Work required: Could you echo every line from the start of the records through the line containing "nav-home[interactable]: HOME [550, 106, 597, 123]", including that line, word for word?

Material supplied:
:::::

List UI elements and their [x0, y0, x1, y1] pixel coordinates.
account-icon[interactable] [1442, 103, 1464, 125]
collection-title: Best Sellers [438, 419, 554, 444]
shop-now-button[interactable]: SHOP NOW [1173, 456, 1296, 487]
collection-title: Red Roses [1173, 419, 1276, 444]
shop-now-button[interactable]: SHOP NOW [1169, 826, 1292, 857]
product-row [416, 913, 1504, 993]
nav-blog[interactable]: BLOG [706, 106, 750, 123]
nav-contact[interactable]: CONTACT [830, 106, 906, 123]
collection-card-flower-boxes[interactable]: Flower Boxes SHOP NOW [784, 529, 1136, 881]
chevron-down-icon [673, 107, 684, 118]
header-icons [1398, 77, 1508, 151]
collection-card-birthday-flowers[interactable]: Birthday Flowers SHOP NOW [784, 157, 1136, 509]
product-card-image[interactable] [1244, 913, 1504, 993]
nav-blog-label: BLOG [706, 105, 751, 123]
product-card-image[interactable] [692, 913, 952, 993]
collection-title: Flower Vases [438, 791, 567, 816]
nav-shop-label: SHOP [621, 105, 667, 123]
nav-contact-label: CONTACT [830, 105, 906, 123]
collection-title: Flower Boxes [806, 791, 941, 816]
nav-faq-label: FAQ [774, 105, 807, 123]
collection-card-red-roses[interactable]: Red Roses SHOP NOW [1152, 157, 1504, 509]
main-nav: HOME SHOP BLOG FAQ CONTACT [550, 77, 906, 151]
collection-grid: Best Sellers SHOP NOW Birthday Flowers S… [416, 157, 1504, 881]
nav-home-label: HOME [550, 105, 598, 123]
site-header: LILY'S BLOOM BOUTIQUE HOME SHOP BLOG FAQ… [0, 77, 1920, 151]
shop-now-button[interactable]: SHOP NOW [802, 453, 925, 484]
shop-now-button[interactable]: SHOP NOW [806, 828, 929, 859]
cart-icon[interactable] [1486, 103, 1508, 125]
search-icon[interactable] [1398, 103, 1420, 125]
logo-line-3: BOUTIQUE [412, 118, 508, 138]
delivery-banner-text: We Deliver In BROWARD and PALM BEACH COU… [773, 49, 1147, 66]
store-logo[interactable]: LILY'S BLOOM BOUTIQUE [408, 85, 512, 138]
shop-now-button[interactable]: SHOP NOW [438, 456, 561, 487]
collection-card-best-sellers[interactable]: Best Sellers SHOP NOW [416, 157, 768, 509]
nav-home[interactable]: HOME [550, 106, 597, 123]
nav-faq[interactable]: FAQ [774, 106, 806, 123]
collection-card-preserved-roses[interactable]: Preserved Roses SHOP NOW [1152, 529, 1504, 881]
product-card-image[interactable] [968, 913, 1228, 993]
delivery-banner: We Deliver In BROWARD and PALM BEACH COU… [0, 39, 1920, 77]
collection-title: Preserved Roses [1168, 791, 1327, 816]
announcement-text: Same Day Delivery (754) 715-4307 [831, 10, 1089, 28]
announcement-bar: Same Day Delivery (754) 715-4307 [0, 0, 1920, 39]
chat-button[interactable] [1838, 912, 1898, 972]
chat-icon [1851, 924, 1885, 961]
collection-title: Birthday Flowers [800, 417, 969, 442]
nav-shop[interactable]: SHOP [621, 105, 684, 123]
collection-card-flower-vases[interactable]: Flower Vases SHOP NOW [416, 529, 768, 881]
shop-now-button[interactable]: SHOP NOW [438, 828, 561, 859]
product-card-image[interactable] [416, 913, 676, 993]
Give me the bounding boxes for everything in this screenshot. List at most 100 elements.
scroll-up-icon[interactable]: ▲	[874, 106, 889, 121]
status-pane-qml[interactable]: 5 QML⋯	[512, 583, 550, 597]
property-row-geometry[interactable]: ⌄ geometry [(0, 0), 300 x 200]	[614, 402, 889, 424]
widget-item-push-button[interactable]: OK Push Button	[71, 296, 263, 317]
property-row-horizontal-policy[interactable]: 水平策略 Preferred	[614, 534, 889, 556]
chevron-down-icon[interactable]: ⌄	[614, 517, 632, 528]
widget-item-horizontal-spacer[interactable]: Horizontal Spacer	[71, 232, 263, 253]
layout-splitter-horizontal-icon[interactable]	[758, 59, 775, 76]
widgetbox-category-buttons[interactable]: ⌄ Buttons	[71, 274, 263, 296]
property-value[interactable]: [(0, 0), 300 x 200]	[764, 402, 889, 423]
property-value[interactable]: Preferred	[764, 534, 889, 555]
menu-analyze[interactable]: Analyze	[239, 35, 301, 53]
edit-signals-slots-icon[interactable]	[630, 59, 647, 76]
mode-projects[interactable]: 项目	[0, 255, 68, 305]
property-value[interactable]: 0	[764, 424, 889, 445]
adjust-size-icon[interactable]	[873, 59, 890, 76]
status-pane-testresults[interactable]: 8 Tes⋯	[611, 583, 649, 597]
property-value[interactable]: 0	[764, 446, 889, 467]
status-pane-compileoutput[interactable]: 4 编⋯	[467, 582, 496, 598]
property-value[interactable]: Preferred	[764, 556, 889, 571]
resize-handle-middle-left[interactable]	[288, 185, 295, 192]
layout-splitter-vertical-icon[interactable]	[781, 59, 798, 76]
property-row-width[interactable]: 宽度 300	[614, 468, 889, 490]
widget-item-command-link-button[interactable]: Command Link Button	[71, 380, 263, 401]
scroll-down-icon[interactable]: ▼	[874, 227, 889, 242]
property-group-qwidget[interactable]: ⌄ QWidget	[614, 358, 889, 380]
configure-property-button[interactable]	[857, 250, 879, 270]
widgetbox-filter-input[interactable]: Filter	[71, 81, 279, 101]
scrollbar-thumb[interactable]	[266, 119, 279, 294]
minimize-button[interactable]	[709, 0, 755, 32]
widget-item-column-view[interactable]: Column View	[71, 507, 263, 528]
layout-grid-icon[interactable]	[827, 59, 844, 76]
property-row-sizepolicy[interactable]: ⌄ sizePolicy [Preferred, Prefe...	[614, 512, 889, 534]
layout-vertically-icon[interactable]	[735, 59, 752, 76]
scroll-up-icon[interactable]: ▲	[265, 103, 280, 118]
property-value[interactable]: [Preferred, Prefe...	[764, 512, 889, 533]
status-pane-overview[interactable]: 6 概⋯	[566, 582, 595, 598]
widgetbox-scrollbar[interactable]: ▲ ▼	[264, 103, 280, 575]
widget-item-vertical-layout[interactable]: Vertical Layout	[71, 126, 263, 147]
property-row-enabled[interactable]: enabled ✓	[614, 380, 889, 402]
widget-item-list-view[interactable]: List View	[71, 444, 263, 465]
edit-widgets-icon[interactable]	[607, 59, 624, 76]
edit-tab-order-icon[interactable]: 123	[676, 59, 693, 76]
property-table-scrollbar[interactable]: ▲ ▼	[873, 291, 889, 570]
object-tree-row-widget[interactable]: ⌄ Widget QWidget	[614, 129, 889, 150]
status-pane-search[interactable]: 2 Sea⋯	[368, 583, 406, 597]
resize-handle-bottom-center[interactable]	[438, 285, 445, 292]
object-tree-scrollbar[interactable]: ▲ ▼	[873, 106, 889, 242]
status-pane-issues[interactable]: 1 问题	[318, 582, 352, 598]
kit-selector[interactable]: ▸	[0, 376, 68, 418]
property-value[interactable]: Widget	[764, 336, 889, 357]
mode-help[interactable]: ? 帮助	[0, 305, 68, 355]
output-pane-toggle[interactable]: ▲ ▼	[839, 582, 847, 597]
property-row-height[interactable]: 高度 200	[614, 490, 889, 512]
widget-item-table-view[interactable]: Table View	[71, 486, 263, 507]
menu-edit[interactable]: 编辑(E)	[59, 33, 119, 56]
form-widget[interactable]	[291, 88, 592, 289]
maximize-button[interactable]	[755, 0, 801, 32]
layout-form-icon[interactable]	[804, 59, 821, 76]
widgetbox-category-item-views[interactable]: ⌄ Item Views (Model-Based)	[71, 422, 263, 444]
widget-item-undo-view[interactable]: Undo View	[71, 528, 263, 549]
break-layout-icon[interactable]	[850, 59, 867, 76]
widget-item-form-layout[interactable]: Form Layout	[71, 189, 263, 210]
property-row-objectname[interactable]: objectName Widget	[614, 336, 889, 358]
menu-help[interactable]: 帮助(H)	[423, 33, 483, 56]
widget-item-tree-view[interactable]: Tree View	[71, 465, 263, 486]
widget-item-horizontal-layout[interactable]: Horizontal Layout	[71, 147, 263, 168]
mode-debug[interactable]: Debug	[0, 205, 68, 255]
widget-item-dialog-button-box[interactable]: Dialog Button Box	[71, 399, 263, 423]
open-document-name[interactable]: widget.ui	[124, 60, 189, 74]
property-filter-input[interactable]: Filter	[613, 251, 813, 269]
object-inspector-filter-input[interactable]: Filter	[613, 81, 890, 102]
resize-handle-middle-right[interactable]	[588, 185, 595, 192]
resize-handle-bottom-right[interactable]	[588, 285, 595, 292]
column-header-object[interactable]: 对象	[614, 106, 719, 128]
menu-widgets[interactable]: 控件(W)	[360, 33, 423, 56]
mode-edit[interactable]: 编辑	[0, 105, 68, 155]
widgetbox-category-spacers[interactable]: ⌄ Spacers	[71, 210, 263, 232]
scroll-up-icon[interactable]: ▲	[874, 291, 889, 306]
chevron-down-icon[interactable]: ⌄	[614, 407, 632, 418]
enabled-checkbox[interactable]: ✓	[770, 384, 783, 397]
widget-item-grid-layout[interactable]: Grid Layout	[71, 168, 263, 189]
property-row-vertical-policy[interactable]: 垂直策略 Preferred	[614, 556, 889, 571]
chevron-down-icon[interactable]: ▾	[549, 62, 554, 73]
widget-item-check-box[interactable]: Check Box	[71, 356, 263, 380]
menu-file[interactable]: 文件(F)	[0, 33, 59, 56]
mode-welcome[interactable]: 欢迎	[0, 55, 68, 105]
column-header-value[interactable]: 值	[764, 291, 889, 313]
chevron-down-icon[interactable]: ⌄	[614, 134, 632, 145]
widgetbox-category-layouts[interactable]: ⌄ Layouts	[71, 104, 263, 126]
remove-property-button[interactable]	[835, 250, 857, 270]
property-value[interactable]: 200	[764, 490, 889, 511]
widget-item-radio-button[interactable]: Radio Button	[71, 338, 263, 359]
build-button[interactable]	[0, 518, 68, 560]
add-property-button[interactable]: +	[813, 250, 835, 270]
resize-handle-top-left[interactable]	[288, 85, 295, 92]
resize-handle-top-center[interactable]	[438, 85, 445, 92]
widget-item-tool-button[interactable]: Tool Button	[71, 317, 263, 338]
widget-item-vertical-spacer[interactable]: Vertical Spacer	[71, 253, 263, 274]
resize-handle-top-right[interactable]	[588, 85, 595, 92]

:::::

Task answer:
List UI elements and their [x0, y0, x1, y1] pixel coordinates.
account-icon[interactable] [1442, 103, 1464, 125]
collection-title: Best Sellers [438, 419, 554, 444]
shop-now-button[interactable]: SHOP NOW [1173, 456, 1296, 487]
collection-title: Red Roses [1173, 419, 1276, 444]
shop-now-button[interactable]: SHOP NOW [1169, 826, 1292, 857]
product-row [416, 913, 1504, 993]
nav-blog[interactable]: BLOG [706, 106, 750, 123]
nav-contact[interactable]: CONTACT [830, 106, 906, 123]
collection-card-flower-boxes[interactable]: Flower Boxes SHOP NOW [784, 529, 1136, 881]
chevron-down-icon [673, 107, 684, 118]
header-icons [1398, 77, 1508, 151]
collection-card-birthday-flowers[interactable]: Birthday Flowers SHOP NOW [784, 157, 1136, 509]
product-card-image[interactable] [1244, 913, 1504, 993]
nav-blog-label: BLOG [706, 105, 751, 123]
product-card-image[interactable] [692, 913, 952, 993]
collection-title: Flower Vases [438, 791, 567, 816]
nav-shop-label: SHOP [621, 105, 667, 123]
nav-contact-label: CONTACT [830, 105, 906, 123]
collection-title: Flower Boxes [806, 791, 941, 816]
nav-faq-label: FAQ [774, 105, 807, 123]
collection-card-red-roses[interactable]: Red Roses SHOP NOW [1152, 157, 1504, 509]
main-nav: HOME SHOP BLOG FAQ CONTACT [550, 77, 906, 151]
collection-grid: Best Sellers SHOP NOW Birthday Flowers S… [416, 157, 1504, 881]
nav-home-label: HOME [550, 105, 598, 123]
site-header: LILY'S BLOOM BOUTIQUE HOME SHOP BLOG FAQ… [0, 77, 1920, 151]
shop-now-button[interactable]: SHOP NOW [802, 453, 925, 484]
shop-now-button[interactable]: SHOP NOW [806, 828, 929, 859]
cart-icon[interactable] [1486, 103, 1508, 125]
search-icon[interactable] [1398, 103, 1420, 125]
logo-line-3: BOUTIQUE [412, 118, 508, 138]
delivery-banner-text: We Deliver In BROWARD and PALM BEACH COU… [773, 49, 1147, 66]
store-logo[interactable]: LILY'S BLOOM BOUTIQUE [408, 85, 512, 138]
shop-now-button[interactable]: SHOP NOW [438, 456, 561, 487]
collection-card-best-sellers[interactable]: Best Sellers SHOP NOW [416, 157, 768, 509]
nav-home[interactable]: HOME [550, 106, 597, 123]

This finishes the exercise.